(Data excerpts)
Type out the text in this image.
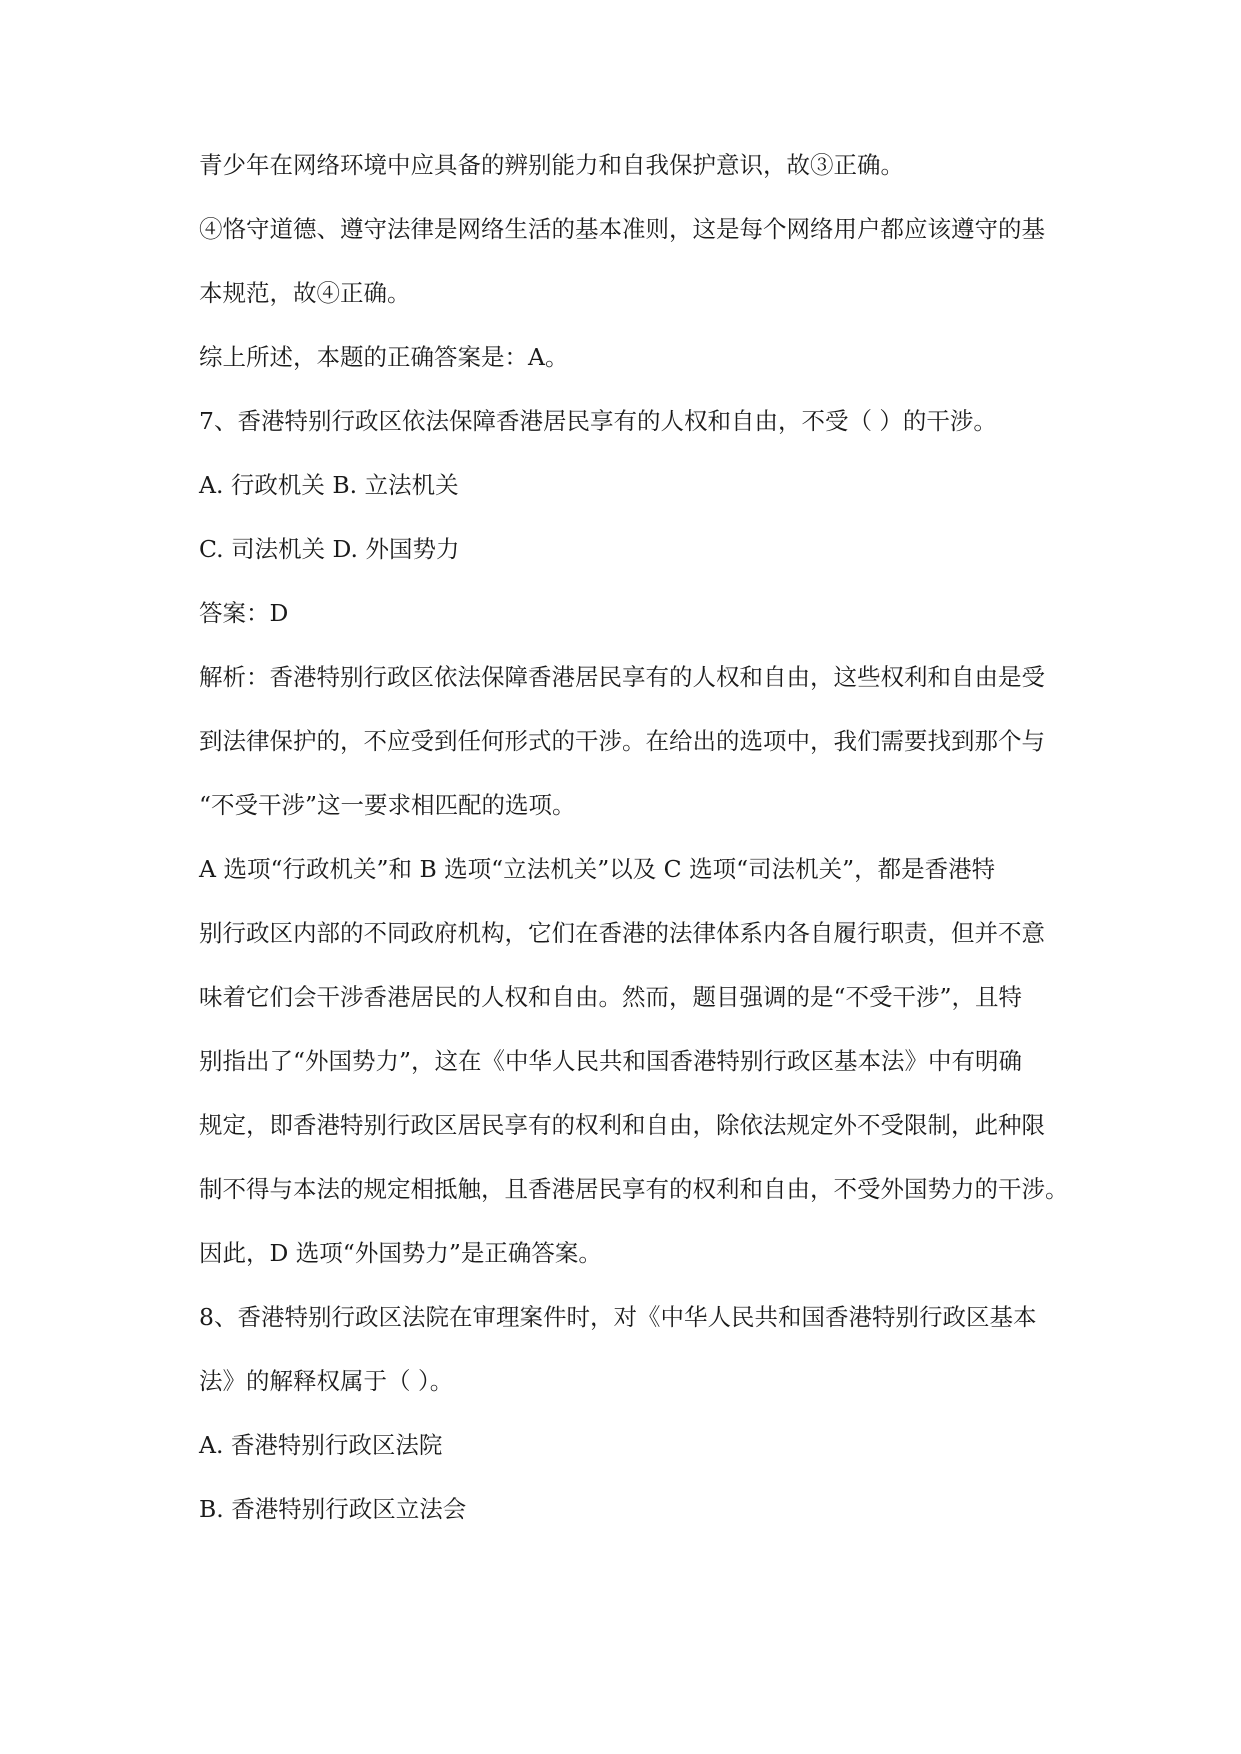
青少年在网络环境中应具备的辨别能力和自我保护意识，故③正确。

④恪守道德、遵守法律是网络生活的基本准则，这是每个网络用户都应该遵守的基

本规范，故④正确。

综上所述，本题的正确答案是：A。

7、香港特别行政区依法保障香港居民享有的人权和自由，不受（ ）的干涉。

A. 行政机关 B. 立法机关

C. 司法机关 D. 外国势力

答案：D

解析：香港特别行政区依法保障香港居民享有的人权和自由，这些权利和自由是受

到法律保护的，不应受到任何形式的干涉。在给出的选项中，我们需要找到那个与

“不受干涉”这一要求相匹配的选项。

A 选项“行政机关”和 B 选项“立法机关”以及 C 选项“司法机关”，都是香港特

别行政区内部的不同政府机构，它们在香港的法律体系内各自履行职责，但并不意

味着它们会干涉香港居民的人权和自由。然而，题目强调的是“不受干涉”，且特

别指出了“外国势力”，这在《中华人民共和国香港特别行政区基本法》中有明确

规定，即香港特别行政区居民享有的权利和自由，除依法规定外不受限制，此种限

制不得与本法的规定相抵触，且香港居民享有的权利和自由，不受外国势力的干涉。

因此，D 选项“外国势力”是正确答案。

8、香港特别行政区法院在审理案件时，对《中华人民共和国香港特别行政区基本

法》的解释权属于（ ）。

A. 香港特别行政区法院

B. 香港特别行政区立法会
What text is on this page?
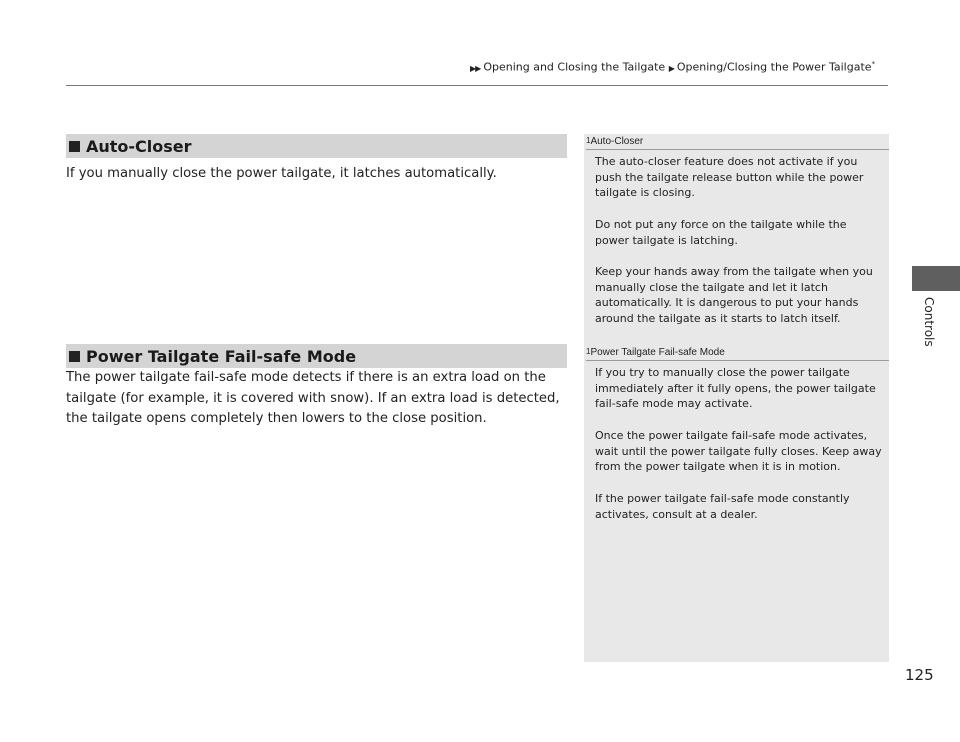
▶▶ Opening and Closing the Tailgate ▶ Opening/Closing the Power Tailgate*
Controls
Auto-Closer

If you manually close the power tailgate, it latches automatically.

Power Tailgate Fail-safe Mode

The power tailgate fail-safe mode detects if there is an extra load on the tailgate (for example, it is covered with snow). If an extra load is detected, the tailgate opens completely then lowers to the close position.

$^1$Auto-Closer

The auto-closer feature does not activate if you push the tailgate release button while the power tailgate is closing.

Do not put any force on the tailgate while the power tailgate is latching.

Keep your hands away from the tailgate when you manually close the tailgate and let it latch automatically. It is dangerous to put your hands around the tailgate as it starts to latch itself.

$^1$Power Tailgate Fail-safe Mode

If you try to manually close the power tailgate immediately after it fully opens, the power tailgate fail-safe mode may activate.

Once the power tailgate fail-safe mode activates, wait until the power tailgate fully closes. Keep away from the power tailgate when it is in motion.

If the power tailgate fail-safe mode constantly activates, consult at a dealer.

125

Exercise prompt:
How many of the lines above hold "立法机关"? Answer with only the number.

Correct output:
2